— INPUT DATA —
........
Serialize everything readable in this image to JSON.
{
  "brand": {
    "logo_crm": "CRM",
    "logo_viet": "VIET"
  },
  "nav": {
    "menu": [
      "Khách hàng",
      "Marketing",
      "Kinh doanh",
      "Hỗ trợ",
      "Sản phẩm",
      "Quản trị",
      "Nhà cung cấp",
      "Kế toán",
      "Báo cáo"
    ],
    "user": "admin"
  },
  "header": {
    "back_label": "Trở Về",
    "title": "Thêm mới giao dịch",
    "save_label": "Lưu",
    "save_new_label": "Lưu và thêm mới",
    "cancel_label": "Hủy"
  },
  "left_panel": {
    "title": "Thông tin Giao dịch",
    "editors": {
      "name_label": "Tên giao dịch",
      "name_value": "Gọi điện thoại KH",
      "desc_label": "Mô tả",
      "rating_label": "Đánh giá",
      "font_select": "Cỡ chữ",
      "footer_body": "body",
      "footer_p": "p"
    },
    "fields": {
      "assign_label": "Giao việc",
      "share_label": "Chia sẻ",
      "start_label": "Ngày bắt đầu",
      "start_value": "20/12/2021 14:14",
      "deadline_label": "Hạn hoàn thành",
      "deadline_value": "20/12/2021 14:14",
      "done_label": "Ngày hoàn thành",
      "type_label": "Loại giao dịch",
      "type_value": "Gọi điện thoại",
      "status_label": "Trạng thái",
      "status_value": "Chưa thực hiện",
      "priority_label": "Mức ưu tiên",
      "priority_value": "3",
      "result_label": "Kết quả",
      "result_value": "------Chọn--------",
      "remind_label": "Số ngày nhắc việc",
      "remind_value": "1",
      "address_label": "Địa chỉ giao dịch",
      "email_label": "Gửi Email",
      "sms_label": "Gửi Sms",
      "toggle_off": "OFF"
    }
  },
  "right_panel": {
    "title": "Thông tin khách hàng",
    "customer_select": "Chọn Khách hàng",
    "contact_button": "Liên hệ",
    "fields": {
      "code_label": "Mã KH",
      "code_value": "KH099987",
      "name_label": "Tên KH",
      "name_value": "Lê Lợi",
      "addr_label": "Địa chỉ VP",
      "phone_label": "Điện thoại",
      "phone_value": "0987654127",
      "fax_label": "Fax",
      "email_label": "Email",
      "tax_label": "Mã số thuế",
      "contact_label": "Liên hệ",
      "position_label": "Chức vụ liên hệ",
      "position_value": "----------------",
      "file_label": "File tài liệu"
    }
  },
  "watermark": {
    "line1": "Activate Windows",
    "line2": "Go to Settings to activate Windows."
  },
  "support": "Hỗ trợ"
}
........
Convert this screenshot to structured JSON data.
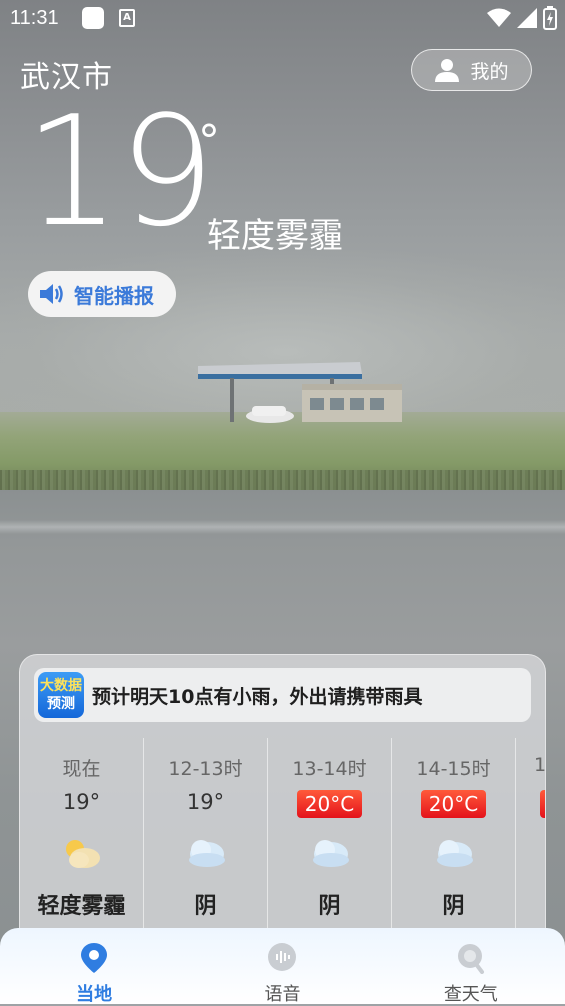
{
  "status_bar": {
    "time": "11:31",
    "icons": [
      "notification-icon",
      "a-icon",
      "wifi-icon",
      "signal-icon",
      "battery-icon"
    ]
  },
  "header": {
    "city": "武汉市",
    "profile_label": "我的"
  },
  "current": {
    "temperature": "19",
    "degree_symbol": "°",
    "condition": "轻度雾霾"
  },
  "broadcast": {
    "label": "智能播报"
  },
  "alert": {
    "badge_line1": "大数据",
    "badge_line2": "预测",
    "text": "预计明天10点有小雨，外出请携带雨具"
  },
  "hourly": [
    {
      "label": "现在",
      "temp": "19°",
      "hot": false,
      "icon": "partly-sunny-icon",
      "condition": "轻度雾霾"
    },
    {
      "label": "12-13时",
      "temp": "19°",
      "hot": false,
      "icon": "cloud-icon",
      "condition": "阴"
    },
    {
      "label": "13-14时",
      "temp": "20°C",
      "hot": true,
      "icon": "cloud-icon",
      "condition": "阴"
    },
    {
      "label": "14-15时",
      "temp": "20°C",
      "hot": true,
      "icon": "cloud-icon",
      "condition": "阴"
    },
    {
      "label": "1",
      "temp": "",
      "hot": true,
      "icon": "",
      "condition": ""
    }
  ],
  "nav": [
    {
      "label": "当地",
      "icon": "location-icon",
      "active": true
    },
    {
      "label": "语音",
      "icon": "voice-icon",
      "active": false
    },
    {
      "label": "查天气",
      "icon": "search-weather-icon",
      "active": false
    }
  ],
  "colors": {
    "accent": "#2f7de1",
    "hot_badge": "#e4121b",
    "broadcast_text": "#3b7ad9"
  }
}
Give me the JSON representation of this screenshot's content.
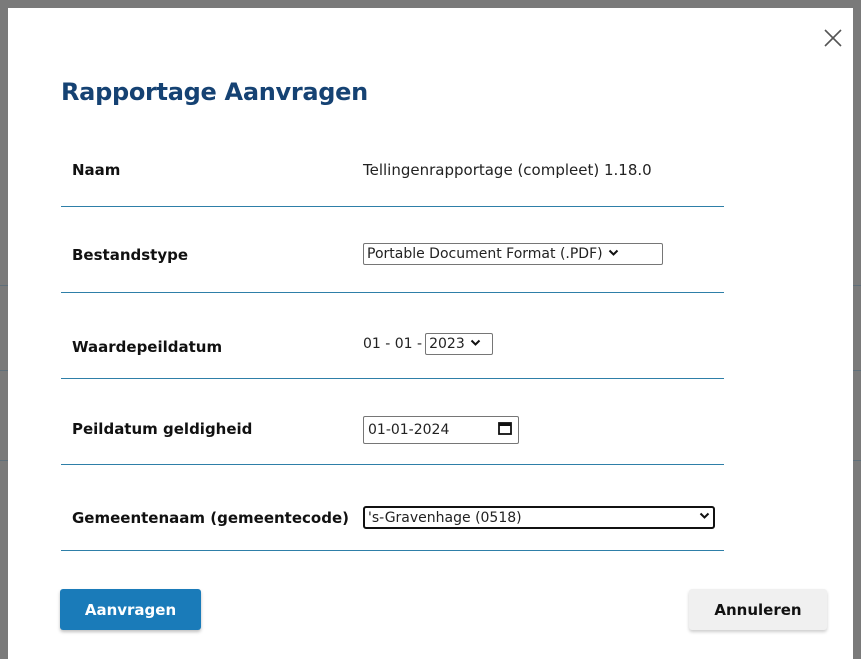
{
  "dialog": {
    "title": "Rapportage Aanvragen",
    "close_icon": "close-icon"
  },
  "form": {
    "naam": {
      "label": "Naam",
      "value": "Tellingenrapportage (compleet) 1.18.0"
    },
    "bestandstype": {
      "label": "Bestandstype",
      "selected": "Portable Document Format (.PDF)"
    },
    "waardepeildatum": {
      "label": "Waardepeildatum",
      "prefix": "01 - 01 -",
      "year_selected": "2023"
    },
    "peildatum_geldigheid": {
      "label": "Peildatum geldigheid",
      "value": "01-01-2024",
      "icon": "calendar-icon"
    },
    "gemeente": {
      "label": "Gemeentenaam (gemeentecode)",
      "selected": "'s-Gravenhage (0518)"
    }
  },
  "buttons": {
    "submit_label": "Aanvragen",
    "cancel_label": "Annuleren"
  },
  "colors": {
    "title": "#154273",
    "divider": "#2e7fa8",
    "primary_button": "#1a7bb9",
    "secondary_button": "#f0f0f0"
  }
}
........
— WHAT TO WORK ON —
Go through the preceding material and copy each line that has the word "thoại".

— TASK OUTPUT —
      "name_value": "Gọi điện thoại KH",
      "type_value": "Gọi điện thoại",
      "phone_label": "Điện thoại",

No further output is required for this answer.